Saved data entries:
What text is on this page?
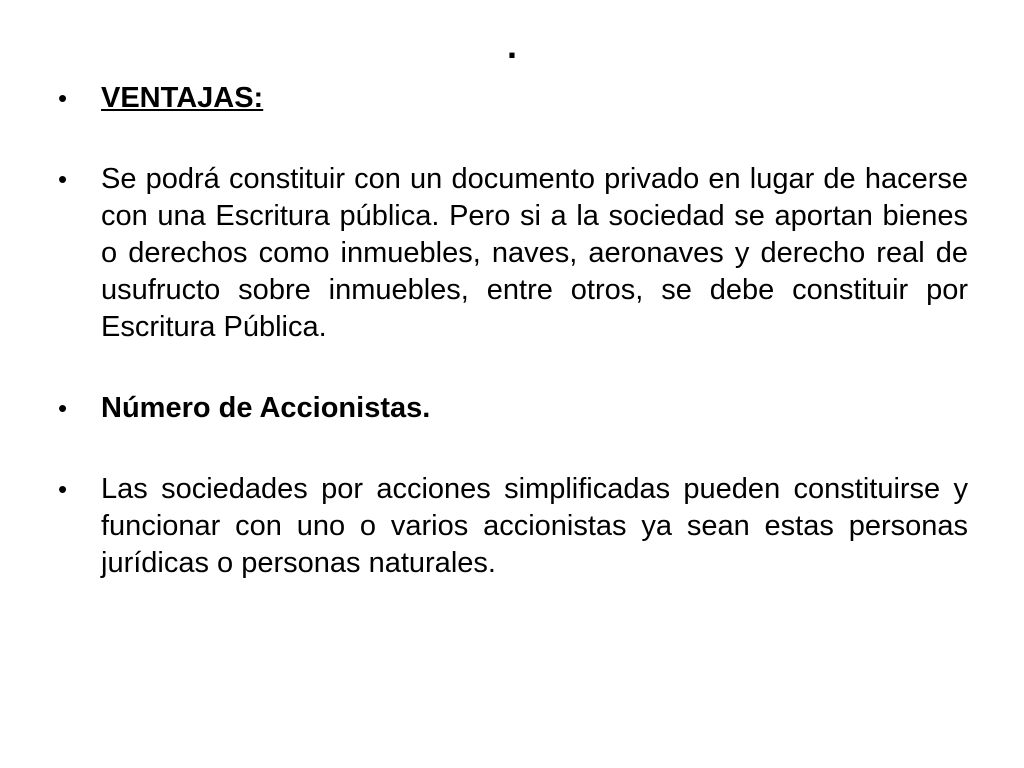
.
• VENTAJAS:
• Se podrá constituir con un documento privado en lugar de hacerse con una Escritura pública. Pero si a la sociedad se aportan bienes o derechos como inmuebles, naves, aeronaves y derecho real de usufructo sobre inmuebles, entre otros, se debe constituir por Escritura Pública.
• Número de Accionistas.
• Las sociedades por acciones simplificadas pueden constituirse y funcionar con uno o varios accionistas ya sean estas personas jurídicas o personas naturales.
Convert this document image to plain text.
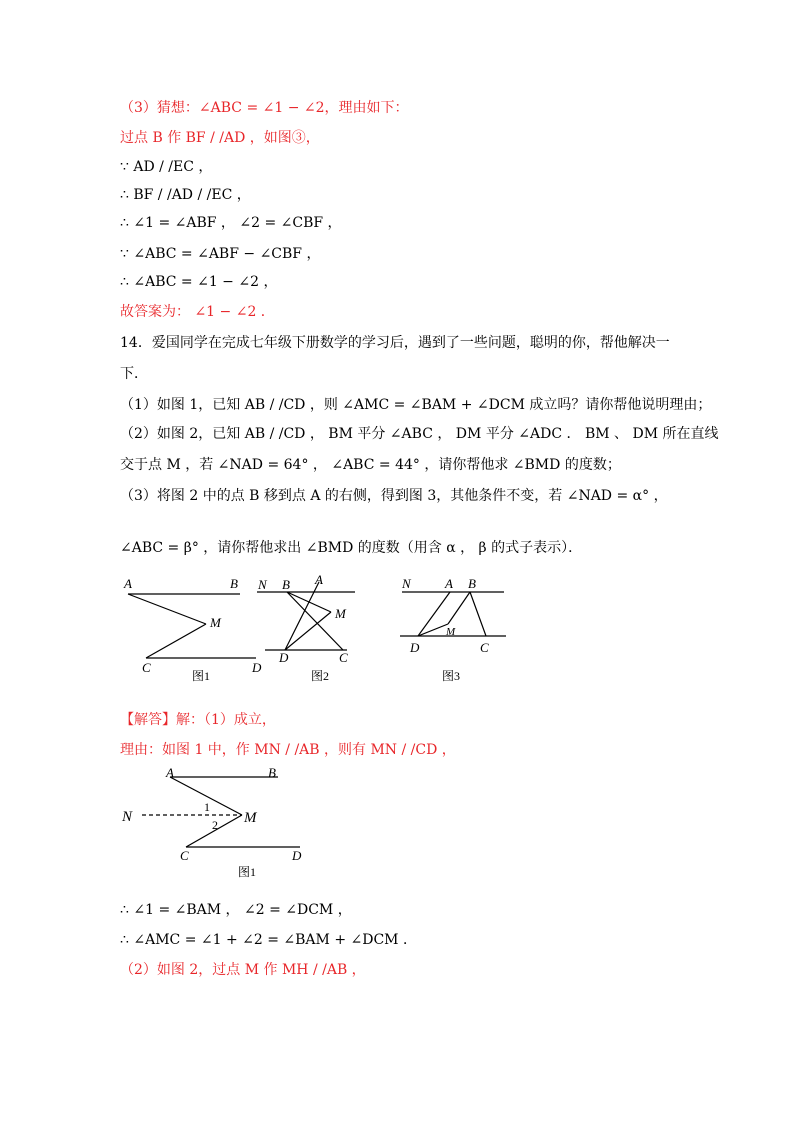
（3）猜想：∠ABC = ∠1 − ∠2，理由如下：
过点 B 作 BF / /AD ，如图③，
∵ AD / /EC ，
∴ BF / /AD / /EC ，
∴ ∠1 = ∠ABF ， ∠2 = ∠CBF ，
∵ ∠ABC = ∠ABF − ∠CBF ，
∴ ∠ABC = ∠1 − ∠2 ，
故答案为： ∠1 − ∠2 ．
14．爱国同学在完成七年级下册数学的学习后，遇到了一些问题，聪明的你，帮他解决一
下．
（1）如图 1，已知 AB / /CD ，则 ∠AMC = ∠BAM + ∠DCM 成立吗？请你帮他说明理由；
（2）如图 2，已知 AB / /CD ， BM 平分 ∠ABC ， DM 平分 ∠ADC ． BM 、 DM 所在直线
交于点 M ，若 ∠NAD = 64° ， ∠ABC = 44° ，请你帮他求 ∠BMD 的度数；
（3）将图 2 中的点 B 移到点 A 的右侧，得到图 3，其他条件不变，若 ∠NAD = α° ，
∠ABC = β° ，请你帮他求出 ∠BMD 的度数（用含 α ， β 的式子表示）．
A	B
M
C	D
图1
N B A
M
D	C
图2
N	A B
M
D	C
图3
【解答】解：（1）成立，
理由：如图 1 中，作 MN / /AB ，则有 MN / /CD ，
A	B
N	M
1
2
C	D
图1
∴ ∠1 = ∠BAM ， ∠2 = ∠DCM ，
∴ ∠AMC = ∠1 + ∠2 = ∠BAM + ∠DCM ．
（2）如图 2，过点 M 作 MH / /AB ，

▶ Aim of the exercise
Take the line containing "Convert this document image to plain text." and all lines after it to the end of the data above, and reproduce them exactly, leaving out pictures. Nothing else belongs in the copy.

▶ Worked answer
Convert this document image to plain text.
（3）猜想：∠ABC = ∠1 − ∠2，理由如下：
过点 B 作 BF / /AD ，如图③，
∵ AD / /EC ，
∴ BF / /AD / /EC ，
∴ ∠1 = ∠ABF ， ∠2 = ∠CBF ，
∵ ∠ABC = ∠ABF − ∠CBF ，
∴ ∠ABC = ∠1 − ∠2 ，
故答案为： ∠1 − ∠2 ．
14．爱国同学在完成七年级下册数学的学习后，遇到了一些问题，聪明的你，帮他解决一
下．
（1）如图 1，已知 AB / /CD ，则 ∠AMC = ∠BAM + ∠DCM 成立吗？请你帮他说明理由；
（2）如图 2，已知 AB / /CD ， BM 平分 ∠ABC ， DM 平分 ∠ADC ． BM 、 DM 所在直线
交于点 M ，若 ∠NAD = 64° ， ∠ABC = 44° ，请你帮他求 ∠BMD 的度数；
（3）将图 2 中的点 B 移到点 A 的右侧，得到图 3，其他条件不变，若 ∠NAD = α° ，
∠ABC = β° ，请你帮他求出 ∠BMD 的度数（用含 α ， β 的式子表示）．
A	B
M
C	D
图1
N B A
M
D	C
图2
N	A B
M
D	C
图3
【解答】解：（1）成立，
理由：如图 1 中，作 MN / /AB ，则有 MN / /CD ，
A	B
N	M
1
2
C	D
图1
∴ ∠1 = ∠BAM ， ∠2 = ∠DCM ，
∴ ∠AMC = ∠1 + ∠2 = ∠BAM + ∠DCM ．
（2）如图 2，过点 M 作 MH / /AB ，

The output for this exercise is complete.